- WORK REQUEST 1
Answer these from the text on supervised fine-tuning, one line each:
(a) On what are large language models first pre-trained?
(b) What is the specialization phase that follows often called?
(c) What three topics does the text give as examples of what a hundred people might want help with?
- WORK REQUEST 2
Resume the text on supervised fine-tuning after its last sentence, carrying it forward.

━━━━━ SELECTED TEXT ━━━━━

Supervised Fine Tuning on Curated Data is Reinforcement Learning (and can be improved)

Large language models have made big progress over the last years. Today, many of us are already using these models in our daily lives – to give suggestions, to brainstorm ideas, to do research. As we suddenly find ourselves in a situation of societal co-evolution with the models we train, it is more important than ever for us to build a deeper understanding of how society can affect the large machine learning models that we train, and in turn how these models will affect society. As a starting point, we see efforts to simplify our training pipeline to be more amenable for understanding and analysis as a priority.
The large language models of today, are first pre-trained on a large corpus of data. Followed by a specialization phase often referred to as post-training. This post training stage is especially important. Since pre-trained models are, at a high level, generalists. Plainly stated, without any further adaptation or curation, such models may be able to produce answers for many topics but lack specificity. They often produce answers to questions that are, in the best case, relevant to our questions but often vague and in the worst cases hallucinate incorrect statements, potentially misguiding us in our search for answers.
Adoption of large models is, at large, driven by their usefulness for the tasks we might require help with. Predictably, if you ask a hundred people for a specific problem they require help with at any given moment, you will receive a hundred different answers; spanning topics ranging from cooking recipes over help with homework or a deep literature review. We want helpful assistants for many different reasons and many different things. To obtain such models, we need to understand the post-training of a large machine learning model.

━━━━━ PROVIDED MATERIAL ━━━━━

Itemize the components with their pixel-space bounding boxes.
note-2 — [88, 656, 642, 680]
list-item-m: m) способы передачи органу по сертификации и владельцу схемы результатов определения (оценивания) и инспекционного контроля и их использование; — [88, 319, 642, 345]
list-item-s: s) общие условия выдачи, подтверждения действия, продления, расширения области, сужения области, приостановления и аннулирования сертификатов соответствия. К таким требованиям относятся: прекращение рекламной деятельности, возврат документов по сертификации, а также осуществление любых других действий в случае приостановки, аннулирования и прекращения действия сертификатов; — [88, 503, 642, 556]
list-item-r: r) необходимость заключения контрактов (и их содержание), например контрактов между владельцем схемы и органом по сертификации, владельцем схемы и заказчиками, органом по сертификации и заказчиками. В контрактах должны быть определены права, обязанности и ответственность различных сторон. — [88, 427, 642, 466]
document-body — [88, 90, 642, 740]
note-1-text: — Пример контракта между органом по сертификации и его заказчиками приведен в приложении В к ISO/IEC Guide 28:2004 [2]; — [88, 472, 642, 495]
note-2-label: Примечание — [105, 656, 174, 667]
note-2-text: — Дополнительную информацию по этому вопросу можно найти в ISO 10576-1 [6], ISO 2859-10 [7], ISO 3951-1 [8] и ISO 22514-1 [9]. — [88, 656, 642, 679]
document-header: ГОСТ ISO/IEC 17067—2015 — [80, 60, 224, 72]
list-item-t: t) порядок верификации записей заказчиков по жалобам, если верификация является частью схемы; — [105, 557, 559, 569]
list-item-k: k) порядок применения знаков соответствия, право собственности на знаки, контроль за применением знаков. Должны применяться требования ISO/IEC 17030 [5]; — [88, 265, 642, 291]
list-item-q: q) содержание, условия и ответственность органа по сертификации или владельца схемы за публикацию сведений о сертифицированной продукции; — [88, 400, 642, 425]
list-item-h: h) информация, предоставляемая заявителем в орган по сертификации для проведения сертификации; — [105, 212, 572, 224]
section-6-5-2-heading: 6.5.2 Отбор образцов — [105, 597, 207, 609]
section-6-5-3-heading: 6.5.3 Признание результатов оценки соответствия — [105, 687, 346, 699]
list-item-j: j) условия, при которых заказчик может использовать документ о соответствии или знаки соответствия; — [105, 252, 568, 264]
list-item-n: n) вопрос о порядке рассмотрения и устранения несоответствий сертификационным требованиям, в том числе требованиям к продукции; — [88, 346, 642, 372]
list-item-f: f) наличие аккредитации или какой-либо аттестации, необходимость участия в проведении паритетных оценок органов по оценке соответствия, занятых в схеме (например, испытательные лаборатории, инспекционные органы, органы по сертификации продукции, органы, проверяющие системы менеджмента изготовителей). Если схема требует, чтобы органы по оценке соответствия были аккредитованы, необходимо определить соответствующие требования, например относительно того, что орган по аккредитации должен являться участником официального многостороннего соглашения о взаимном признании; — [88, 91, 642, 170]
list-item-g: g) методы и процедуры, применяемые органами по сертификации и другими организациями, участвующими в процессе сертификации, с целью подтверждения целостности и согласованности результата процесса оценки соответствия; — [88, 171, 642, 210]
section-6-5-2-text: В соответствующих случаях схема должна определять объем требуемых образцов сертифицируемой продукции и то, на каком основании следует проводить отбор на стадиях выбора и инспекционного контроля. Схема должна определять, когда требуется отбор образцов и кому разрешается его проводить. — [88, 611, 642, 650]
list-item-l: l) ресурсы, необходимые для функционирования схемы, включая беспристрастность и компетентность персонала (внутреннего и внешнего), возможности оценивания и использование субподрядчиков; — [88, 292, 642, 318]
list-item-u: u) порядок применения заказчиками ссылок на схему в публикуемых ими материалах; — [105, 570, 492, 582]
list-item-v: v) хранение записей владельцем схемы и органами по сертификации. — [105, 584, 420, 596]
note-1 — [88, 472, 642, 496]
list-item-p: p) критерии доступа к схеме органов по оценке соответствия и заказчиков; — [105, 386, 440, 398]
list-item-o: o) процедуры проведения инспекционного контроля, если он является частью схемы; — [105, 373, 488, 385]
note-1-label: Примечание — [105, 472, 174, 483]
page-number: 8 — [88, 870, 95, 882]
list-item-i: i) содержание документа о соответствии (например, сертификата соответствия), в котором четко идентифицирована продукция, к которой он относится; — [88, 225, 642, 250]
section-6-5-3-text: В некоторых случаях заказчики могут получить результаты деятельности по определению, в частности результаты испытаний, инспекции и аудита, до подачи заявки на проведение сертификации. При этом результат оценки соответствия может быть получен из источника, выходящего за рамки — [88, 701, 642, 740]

━━━━━

- ANSWER BOX 1
(a) A large corpus of data.
(b) Post-training.
(c) Cooking recipes, help with homework, and a deep literature review.

- ANSWER BOX 2
Post-training, unlike pre-training, can involve complicated stages of training. It involves stages of further training on curated datasets, a technique known as supervised fine-tuning (SFT) or some form of reinforcement learning (RL). The post-training stage is where we can elicit more elaborate behaviors like reasoning in our models. To achieve this, RL has often been found to be a key ingredient. However, RL has unique set of problems. Firstly, any RL algorithm comes with many "nuts and bolts" that need to be set correctly and make it very difficult to analyze and understand. Secondly, models trained with RL often exploit the reward signals designed to train them, whereby they can hide misalignment. Overall, RL can be difficult to tune and can easily lead to what one may call “user errors” during training – inadvertently training models that are less well aligned than one might hope.
We were motivated by two questions in the start of this project:
- Is there a way we can re-frame the post-training of these large models in a simpler framework that is more amenable to interpretability?
- Can we avoid explicit usage of RL to achieve similar results?
What Our Research Adds To The Picture
Fortunately, for those of us who worry about issues introduced in post-training, recent work has shown that supervised fine-tuning (SFT) alone can be a powerful technique when training is performed on human curated (high quality) datasets. For example, recent work on test time scaling of LLMs (s1) considered fine-tuning a LLM on a small curated reasoning dataset, recovering much of the performance achieved by e.g. OpenAI-o1 and DeepSeek-r1 which relied heavily on RL.
This is good news in two regards: firstly, it shows that post-training can potentially be simplified and, secondly, the process of training on curated data that we can easily inspect is more human interpretable; since it simply boils down to optimizing the dataset to train on.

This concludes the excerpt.